┏━━

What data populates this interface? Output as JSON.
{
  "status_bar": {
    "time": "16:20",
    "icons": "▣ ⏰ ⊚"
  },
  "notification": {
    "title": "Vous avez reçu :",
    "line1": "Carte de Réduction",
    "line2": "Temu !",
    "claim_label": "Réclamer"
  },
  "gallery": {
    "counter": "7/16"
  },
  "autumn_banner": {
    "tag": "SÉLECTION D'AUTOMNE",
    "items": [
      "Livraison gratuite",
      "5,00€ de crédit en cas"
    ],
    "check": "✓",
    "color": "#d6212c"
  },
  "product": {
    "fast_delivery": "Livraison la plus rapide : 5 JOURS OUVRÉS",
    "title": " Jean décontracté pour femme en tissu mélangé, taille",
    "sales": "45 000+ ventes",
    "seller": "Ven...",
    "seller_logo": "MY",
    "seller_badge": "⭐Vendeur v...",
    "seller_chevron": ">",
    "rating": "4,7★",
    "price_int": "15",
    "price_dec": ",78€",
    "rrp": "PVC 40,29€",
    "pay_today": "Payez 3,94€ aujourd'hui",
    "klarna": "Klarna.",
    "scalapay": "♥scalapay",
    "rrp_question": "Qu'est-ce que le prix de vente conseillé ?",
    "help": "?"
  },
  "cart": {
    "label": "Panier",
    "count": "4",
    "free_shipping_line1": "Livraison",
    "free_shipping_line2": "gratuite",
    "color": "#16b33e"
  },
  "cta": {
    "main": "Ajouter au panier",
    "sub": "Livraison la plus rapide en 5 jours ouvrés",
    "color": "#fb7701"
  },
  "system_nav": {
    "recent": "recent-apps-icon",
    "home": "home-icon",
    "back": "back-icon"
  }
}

┗━━

What do the records say? Quote them all exactly.

COMPLETE OUTPUT:
What data populates this interface? Output as JSON.
{
  "status_bar": {
    "time": "16:20",
    "icons": "▣ ⏰ ⊚"
  },
  "notification": {
    "title": "Vous avez reçu :",
    "line1": "Carte de Réduction",
    "line2": "Temu !",
    "claim_label": "Réclamer"
  },
  "gallery": {
    "counter": "7/16"
  },
  "autumn_banner": {
    "tag": "SÉLECTION D'AUTOMNE",
    "items": [
      "Livraison gratuite",
      "5,00€ de crédit en cas"
    ],
    "check": "✓",
    "color": "#d6212c"
  },
  "product": {
    "fast_delivery": "Livraison la plus rapide : 5 JOURS OUVRÉS",
    "title": " Jean décontracté pour femme en tissu mélangé, taille",
    "sales": "45 000+ ventes",
    "seller": "Ven...",
    "seller_logo": "MY",
    "seller_badge": "⭐Vendeur v...",
    "seller_chevron": ">",
    "rating": "4,7★",
    "price_int": "15",
    "price_dec": ",78€",
    "rrp": "PVC 40,29€",
    "pay_today": "Payez 3,94€ aujourd'hui",
    "klarna": "Klarna.",
    "scalapay": "♥scalapay",
    "rrp_question": "Qu'est-ce que le prix de vente conseillé ?",
    "help": "?"
  },
  "cart": {
    "label": "Panier",
    "count": "4",
    "free_shipping_line1": "Livraison",
    "free_shipping_line2": "gratuite",
    "color": "#16b33e"
  },
  "cta": {
    "main": "Ajouter au panier",
    "sub": "Livraison la plus rapide en 5 jours ouvrés",
    "color": "#fb7701"
  },
  "system_nav": {
    "recent": "recent-apps-icon",
    "home": "home-icon",
    "back": "back-icon"
  }
}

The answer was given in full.